:: INSTRUCTIONS FOR THE TASK ::
Write out the whole of the material exactly.

:: SUPPLIED ENTRIES ::
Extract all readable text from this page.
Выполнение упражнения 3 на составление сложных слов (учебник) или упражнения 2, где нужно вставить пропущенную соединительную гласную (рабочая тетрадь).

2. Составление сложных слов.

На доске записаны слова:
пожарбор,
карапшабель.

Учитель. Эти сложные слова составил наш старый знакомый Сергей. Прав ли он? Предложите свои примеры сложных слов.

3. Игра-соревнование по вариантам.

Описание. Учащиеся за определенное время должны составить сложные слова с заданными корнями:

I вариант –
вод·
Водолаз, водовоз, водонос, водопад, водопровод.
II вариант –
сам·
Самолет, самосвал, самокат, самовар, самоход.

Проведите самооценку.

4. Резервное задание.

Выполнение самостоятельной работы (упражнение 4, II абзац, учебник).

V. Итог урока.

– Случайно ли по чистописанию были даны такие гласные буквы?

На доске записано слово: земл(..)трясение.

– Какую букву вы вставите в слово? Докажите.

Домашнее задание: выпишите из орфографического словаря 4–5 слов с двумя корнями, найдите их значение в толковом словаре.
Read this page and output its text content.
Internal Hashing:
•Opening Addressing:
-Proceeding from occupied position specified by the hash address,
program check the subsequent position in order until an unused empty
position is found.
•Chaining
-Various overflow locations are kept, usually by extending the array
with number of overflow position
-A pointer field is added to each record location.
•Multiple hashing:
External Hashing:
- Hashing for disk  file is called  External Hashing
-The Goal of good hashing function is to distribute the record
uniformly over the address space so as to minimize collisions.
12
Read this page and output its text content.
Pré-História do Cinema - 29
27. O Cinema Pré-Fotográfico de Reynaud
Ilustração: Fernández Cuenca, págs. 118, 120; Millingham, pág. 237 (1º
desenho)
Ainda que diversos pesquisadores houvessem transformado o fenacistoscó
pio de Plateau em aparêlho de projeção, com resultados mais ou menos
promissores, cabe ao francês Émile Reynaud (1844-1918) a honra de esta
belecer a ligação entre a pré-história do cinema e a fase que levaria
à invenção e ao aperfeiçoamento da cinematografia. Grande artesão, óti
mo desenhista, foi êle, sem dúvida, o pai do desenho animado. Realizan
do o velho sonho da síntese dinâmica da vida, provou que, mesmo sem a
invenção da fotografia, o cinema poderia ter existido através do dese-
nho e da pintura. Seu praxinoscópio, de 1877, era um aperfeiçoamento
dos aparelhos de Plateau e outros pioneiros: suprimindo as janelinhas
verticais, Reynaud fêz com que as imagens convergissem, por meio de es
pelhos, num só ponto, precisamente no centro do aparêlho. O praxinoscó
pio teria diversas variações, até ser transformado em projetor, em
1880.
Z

:: EXPECTED OUTPUT ::
Extract all readable text from this page.
Выполнение упражнения 3 на составление сложных слов (учебник) или упражнения 2, где нужно вставить пропущенную соединительную гласную (рабочая тетрадь).

2. Составление сложных слов.

На доске записаны слова:
пожарбор,
карапшабель.

Учитель. Эти сложные слова составил наш старый знакомый Сергей. Прав ли он? Предложите свои примеры сложных слов.

3. Игра-соревнование по вариантам.

Описание. Учащиеся за определенное время должны составить сложные слова с заданными корнями:

I вариант –
вод·
Водолаз, водовоз, водонос, водопад, водопровод.
II вариант –
сам·
Самолет, самосвал, самокат, самовар, самоход.

Проведите самооценку.

4. Резервное задание.

Выполнение самостоятельной работы (упражнение 4, II абзац, учебник).

V. Итог урока.

– Случайно ли по чистописанию были даны такие гласные буквы?

На доске записано слово: земл(..)трясение.

– Какую букву вы вставите в слово? Докажите.

Домашнее задание: выпишите из орфографического словаря 4–5 слов с двумя корнями, найдите их значение в толковом словаре.
Read this page and output its text content.
Internal Hashing:
•Opening Addressing:
-Proceeding from occupied position specified by the hash address,
program check the subsequent position in order until an unused empty
position is found.
•Chaining
-Various overflow locations are kept, usually by extending the array
with number of overflow position
-A pointer field is added to each record location.
•Multiple hashing:
External Hashing:
- Hashing for disk  file is called  External Hashing
-The Goal of good hashing function is to distribute the record
uniformly over the address space so as to minimize collisions.
12
Read this page and output its text content.
Pré-História do Cinema - 29
27. O Cinema Pré-Fotográfico de Reynaud
Ilustração: Fernández Cuenca, págs. 118, 120; Millingham, pág. 237 (1º
desenho)
Ainda que diversos pesquisadores houvessem transformado o fenacistoscó
pio de Plateau em aparêlho de projeção, com resultados mais ou menos
promissores, cabe ao francês Émile Reynaud (1844-1918) a honra de esta
belecer a ligação entre a pré-história do cinema e a fase que levaria
à invenção e ao aperfeiçoamento da cinematografia. Grande artesão, óti
mo desenhista, foi êle, sem dúvida, o pai do desenho animado. Realizan
do o velho sonho da síntese dinâmica da vida, provou que, mesmo sem a
invenção da fotografia, o cinema poderia ter existido através do dese-
nho e da pintura. Seu praxinoscópio, de 1877, era um aperfeiçoamento
dos aparelhos de Plateau e outros pioneiros: suprimindo as janelinhas
verticais, Reynaud fêz com que as imagens convergissem, por meio de es
pelhos, num só ponto, precisamente no centro do aparêlho. O praxinoscó
pio teria diversas variações, até ser transformado em projetor, em
1880.
Z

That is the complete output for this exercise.